Identify all lines below that hold "screenshot" and collect them.
• • •
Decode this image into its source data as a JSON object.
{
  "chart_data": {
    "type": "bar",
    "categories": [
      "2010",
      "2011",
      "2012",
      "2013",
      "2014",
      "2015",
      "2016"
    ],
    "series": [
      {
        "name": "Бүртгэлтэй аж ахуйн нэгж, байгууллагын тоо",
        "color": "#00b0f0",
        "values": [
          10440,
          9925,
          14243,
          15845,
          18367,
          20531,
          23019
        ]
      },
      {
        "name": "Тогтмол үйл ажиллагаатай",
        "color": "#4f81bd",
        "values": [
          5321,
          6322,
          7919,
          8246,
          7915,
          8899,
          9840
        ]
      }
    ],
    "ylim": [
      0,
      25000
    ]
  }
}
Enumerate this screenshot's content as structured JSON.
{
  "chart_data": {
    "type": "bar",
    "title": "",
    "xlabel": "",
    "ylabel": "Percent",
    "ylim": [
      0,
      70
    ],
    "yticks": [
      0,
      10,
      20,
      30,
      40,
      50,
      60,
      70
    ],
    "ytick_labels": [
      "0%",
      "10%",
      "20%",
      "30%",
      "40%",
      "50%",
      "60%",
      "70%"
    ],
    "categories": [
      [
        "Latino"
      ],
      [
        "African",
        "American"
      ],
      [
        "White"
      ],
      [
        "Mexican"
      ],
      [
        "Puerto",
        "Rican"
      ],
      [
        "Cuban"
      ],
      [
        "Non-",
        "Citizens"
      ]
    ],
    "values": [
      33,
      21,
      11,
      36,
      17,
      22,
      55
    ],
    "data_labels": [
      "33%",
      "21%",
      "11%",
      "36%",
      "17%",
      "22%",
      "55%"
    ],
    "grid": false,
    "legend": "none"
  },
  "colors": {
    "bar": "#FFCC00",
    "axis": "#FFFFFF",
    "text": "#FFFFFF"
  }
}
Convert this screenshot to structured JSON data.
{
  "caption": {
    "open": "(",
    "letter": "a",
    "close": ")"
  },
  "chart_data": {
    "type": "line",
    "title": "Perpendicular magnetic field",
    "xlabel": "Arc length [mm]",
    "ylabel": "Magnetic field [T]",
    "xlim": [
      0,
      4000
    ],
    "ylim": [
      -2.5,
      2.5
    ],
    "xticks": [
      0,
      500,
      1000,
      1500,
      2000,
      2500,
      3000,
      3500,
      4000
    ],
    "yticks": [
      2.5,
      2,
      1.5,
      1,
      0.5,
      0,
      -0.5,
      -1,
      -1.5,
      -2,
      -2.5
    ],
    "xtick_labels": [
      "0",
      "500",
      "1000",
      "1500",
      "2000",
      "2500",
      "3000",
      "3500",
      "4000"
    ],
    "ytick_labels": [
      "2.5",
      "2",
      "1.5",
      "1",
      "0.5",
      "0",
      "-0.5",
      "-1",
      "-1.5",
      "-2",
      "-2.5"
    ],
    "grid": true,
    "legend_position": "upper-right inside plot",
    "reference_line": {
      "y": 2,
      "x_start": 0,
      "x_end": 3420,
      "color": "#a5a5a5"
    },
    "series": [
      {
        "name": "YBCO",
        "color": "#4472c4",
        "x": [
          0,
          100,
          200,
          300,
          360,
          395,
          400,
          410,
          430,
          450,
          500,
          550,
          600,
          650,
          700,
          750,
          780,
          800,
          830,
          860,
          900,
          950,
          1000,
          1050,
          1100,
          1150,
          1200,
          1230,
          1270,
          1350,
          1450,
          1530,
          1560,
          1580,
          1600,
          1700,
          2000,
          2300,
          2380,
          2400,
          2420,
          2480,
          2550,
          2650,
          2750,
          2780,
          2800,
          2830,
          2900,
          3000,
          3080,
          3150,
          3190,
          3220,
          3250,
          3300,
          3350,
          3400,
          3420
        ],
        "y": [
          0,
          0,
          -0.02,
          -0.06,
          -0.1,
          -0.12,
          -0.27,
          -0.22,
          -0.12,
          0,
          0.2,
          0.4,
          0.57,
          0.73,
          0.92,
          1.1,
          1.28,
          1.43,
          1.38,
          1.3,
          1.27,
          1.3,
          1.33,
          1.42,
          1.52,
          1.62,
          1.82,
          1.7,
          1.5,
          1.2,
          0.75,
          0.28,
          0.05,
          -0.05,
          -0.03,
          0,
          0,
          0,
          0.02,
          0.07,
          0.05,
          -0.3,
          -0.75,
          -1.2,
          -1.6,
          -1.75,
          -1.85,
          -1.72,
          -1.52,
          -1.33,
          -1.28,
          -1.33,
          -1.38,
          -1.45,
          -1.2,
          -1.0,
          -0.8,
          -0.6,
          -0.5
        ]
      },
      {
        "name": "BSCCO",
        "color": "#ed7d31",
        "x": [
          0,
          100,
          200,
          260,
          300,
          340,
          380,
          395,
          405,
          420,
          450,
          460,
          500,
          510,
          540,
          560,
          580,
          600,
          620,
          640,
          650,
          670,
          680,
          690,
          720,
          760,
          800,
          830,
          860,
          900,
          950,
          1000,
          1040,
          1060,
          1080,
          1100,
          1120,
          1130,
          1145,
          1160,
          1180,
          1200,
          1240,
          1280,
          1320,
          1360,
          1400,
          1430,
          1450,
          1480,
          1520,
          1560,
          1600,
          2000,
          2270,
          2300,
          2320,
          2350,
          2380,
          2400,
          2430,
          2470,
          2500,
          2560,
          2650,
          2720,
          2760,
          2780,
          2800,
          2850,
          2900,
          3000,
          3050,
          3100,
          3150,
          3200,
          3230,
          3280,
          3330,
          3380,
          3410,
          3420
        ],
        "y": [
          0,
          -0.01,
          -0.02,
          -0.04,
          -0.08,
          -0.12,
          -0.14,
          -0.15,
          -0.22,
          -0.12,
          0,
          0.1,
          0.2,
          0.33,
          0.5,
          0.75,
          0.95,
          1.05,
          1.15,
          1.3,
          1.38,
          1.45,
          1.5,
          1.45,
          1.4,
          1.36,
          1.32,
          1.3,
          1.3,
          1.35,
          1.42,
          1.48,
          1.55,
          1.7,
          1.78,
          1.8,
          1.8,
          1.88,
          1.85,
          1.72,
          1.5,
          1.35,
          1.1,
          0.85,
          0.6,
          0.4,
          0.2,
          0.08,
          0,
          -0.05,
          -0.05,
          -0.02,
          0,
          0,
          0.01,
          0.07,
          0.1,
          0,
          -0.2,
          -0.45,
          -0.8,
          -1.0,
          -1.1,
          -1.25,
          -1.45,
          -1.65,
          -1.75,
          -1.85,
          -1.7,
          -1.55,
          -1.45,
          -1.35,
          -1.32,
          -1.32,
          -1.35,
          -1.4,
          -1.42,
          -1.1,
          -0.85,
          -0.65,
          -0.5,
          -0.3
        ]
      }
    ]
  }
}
• • •
▶ [RIGHT ANSWER]:
Enumerate this screenshot's content as structured JSON.
Convert this screenshot to structured JSON data.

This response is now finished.